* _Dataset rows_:
##############################
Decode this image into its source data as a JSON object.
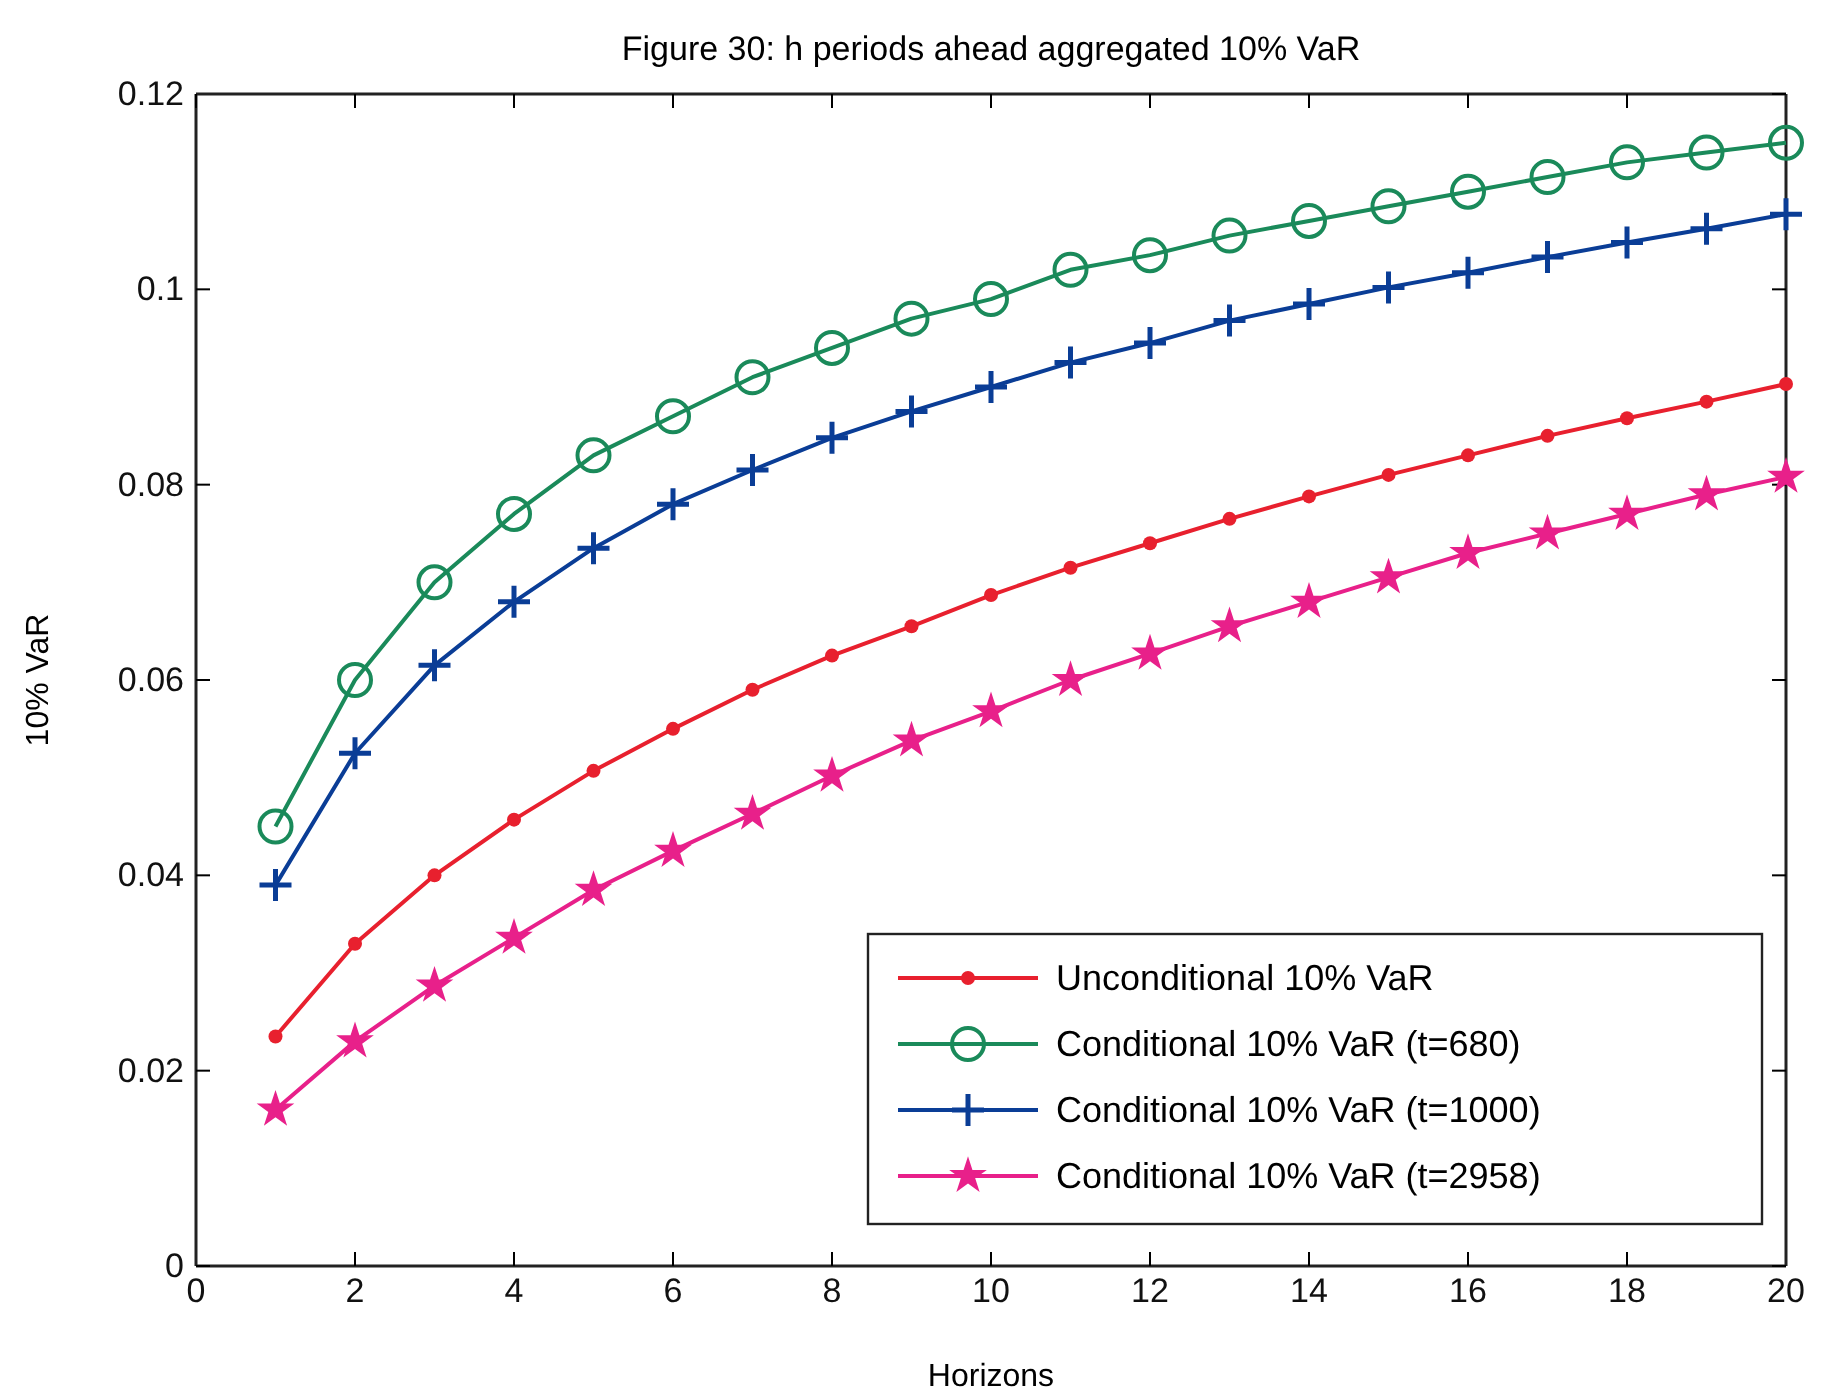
{
  "chart_data": {
    "type": "line",
    "title": "Figure 30: h periods ahead aggregated 10% VaR",
    "xlabel": "Horizons",
    "ylabel": "10% VaR",
    "x": [
      1,
      2,
      3,
      4,
      5,
      6,
      7,
      8,
      9,
      10,
      11,
      12,
      13,
      14,
      15,
      16,
      17,
      18,
      19,
      20
    ],
    "xlim": [
      0,
      20
    ],
    "xticks": [
      0,
      2,
      4,
      6,
      8,
      10,
      12,
      14,
      16,
      18,
      20
    ],
    "ylim": [
      0,
      0.12
    ],
    "yticks": [
      0,
      0.02,
      0.04,
      0.06,
      0.08,
      0.1,
      0.12
    ],
    "grid": false,
    "legend": "bottom right",
    "line_style": "solid",
    "series": [
      {
        "name": "Unconditional 10% VaR",
        "color": "#e8202e",
        "marker": "circle",
        "values": [
          0.0235,
          0.033,
          0.04,
          0.0457,
          0.0507,
          0.055,
          0.059,
          0.0625,
          0.0655,
          0.0687,
          0.0715,
          0.074,
          0.0765,
          0.0788,
          0.081,
          0.083,
          0.085,
          0.0868,
          0.0885,
          0.0903
        ]
      },
      {
        "name": "Conditional 10% VaR (t=680)",
        "color": "#1a8a5a",
        "marker": "circle",
        "values": [
          0.045,
          0.06,
          0.07,
          0.077,
          0.083,
          0.087,
          0.091,
          0.094,
          0.097,
          0.099,
          0.102,
          0.1035,
          0.1055,
          0.107,
          0.1085,
          0.11,
          0.1115,
          0.113,
          0.114,
          0.115
        ]
      },
      {
        "name": "Conditional 10% VaR (t=1000)",
        "color": "#0a3d96",
        "marker": "cross",
        "values": [
          0.039,
          0.0525,
          0.0615,
          0.068,
          0.0735,
          0.078,
          0.0815,
          0.0848,
          0.0875,
          0.09,
          0.0925,
          0.0945,
          0.0968,
          0.0985,
          0.1002,
          0.1017,
          0.1033,
          0.1048,
          0.1062,
          0.1077
        ]
      },
      {
        "name": "Conditional 10% VaR (t=2958)",
        "color": "#e8208a",
        "marker": "star",
        "values": [
          0.016,
          0.023,
          0.0287,
          0.0336,
          0.0385,
          0.0425,
          0.0463,
          0.0502,
          0.0538,
          0.0568,
          0.06,
          0.0627,
          0.0655,
          0.068,
          0.0705,
          0.073,
          0.075,
          0.077,
          0.079,
          0.0808
        ]
      }
    ]
  }
}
##############################
* _REQUIRED WORK_: Print all of the entries word for word. Omit the pictures they contain.

* _FINAL RESULT_:
Decode this image into its source data as a JSON object.
{
  "chart_data": {
    "type": "line",
    "title": "Figure 30: h periods ahead aggregated 10% VaR",
    "xlabel": "Horizons",
    "ylabel": "10% VaR",
    "x": [
      1,
      2,
      3,
      4,
      5,
      6,
      7,
      8,
      9,
      10,
      11,
      12,
      13,
      14,
      15,
      16,
      17,
      18,
      19,
      20
    ],
    "xlim": [
      0,
      20
    ],
    "xticks": [
      0,
      2,
      4,
      6,
      8,
      10,
      12,
      14,
      16,
      18,
      20
    ],
    "ylim": [
      0,
      0.12
    ],
    "yticks": [
      0,
      0.02,
      0.04,
      0.06,
      0.08,
      0.1,
      0.12
    ],
    "grid": false,
    "legend": "bottom right",
    "line_style": "solid",
    "series": [
      {
        "name": "Unconditional 10% VaR",
        "color": "#e8202e",
        "marker": "circle",
        "values": [
          0.0235,
          0.033,
          0.04,
          0.0457,
          0.0507,
          0.055,
          0.059,
          0.0625,
          0.0655,
          0.0687,
          0.0715,
          0.074,
          0.0765,
          0.0788,
          0.081,
          0.083,
          0.085,
          0.0868,
          0.0885,
          0.0903
        ]
      },
      {
        "name": "Conditional 10% VaR (t=680)",
        "color": "#1a8a5a",
        "marker": "circle",
        "values": [
          0.045,
          0.06,
          0.07,
          0.077,
          0.083,
          0.087,
          0.091,
          0.094,
          0.097,
          0.099,
          0.102,
          0.1035,
          0.1055,
          0.107,
          0.1085,
          0.11,
          0.1115,
          0.113,
          0.114,
          0.115
        ]
      },
      {
        "name": "Conditional 10% VaR (t=1000)",
        "color": "#0a3d96",
        "marker": "cross",
        "values": [
          0.039,
          0.0525,
          0.0615,
          0.068,
          0.0735,
          0.078,
          0.0815,
          0.0848,
          0.0875,
          0.09,
          0.0925,
          0.0945,
          0.0968,
          0.0985,
          0.1002,
          0.1017,
          0.1033,
          0.1048,
          0.1062,
          0.1077
        ]
      },
      {
        "name": "Conditional 10% VaR (t=2958)",
        "color": "#e8208a",
        "marker": "star",
        "values": [
          0.016,
          0.023,
          0.0287,
          0.0336,
          0.0385,
          0.0425,
          0.0463,
          0.0502,
          0.0538,
          0.0568,
          0.06,
          0.0627,
          0.0655,
          0.068,
          0.0705,
          0.073,
          0.075,
          0.077,
          0.079,
          0.0808
        ]
      }
    ]
  }
}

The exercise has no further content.